▸ **Work instructions**
Copy out each line that has "Oranien" in it.

Recorded data
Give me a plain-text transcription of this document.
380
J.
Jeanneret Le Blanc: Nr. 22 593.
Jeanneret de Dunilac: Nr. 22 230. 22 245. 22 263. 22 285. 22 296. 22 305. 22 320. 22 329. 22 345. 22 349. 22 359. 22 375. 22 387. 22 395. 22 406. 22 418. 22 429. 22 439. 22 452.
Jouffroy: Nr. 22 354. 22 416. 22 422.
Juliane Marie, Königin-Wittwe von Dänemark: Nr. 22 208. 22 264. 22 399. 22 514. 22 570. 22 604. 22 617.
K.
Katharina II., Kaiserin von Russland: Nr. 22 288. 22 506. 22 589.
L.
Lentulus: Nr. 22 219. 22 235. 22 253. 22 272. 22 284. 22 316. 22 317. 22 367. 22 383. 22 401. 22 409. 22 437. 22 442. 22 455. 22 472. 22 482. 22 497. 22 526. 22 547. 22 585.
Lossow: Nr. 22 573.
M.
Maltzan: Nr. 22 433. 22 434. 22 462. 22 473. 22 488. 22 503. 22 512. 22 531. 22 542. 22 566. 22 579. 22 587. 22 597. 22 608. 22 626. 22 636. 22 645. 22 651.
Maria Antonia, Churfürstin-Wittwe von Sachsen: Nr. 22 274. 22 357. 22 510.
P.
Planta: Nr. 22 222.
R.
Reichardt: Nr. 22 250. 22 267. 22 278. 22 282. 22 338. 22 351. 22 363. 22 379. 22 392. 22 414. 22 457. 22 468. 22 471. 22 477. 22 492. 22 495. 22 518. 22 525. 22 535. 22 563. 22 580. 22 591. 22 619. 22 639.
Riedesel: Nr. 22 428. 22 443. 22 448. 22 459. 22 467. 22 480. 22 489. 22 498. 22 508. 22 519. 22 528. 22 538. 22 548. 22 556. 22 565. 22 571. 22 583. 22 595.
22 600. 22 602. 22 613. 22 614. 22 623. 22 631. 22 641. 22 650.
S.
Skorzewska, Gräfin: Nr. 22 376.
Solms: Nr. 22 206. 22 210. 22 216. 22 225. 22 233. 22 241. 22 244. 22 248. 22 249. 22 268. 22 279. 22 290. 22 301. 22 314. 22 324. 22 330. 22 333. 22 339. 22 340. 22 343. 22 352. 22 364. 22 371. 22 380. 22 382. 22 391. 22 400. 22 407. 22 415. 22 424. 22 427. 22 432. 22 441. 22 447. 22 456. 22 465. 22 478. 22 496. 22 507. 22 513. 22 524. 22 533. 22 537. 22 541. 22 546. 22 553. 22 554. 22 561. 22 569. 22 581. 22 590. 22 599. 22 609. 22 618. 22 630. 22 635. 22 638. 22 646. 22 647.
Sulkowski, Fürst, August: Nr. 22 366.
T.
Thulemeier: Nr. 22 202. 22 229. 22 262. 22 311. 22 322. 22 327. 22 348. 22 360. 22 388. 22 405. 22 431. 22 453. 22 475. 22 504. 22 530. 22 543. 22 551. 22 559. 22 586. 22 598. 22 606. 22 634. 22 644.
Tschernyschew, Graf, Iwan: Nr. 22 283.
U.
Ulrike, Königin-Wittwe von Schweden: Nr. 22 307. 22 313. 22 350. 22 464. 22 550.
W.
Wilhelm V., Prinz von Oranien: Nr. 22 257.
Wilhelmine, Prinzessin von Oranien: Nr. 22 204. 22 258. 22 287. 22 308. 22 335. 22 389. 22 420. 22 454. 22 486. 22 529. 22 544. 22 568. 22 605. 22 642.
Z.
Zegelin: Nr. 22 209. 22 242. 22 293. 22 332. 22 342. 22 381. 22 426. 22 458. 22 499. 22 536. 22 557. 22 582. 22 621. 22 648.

▸ **Result for this task**
Wilhelm V., Prinz von Oranien: Nr. 22 257.
Wilhelmine, Prinzessin von Oranien: Nr. 22 204. 22 258. 22 287. 22 308. 22 335. 22 389. 22 420. 22 454. 22 486. 22 529. 22 544. 22 568. 22 605. 22 642.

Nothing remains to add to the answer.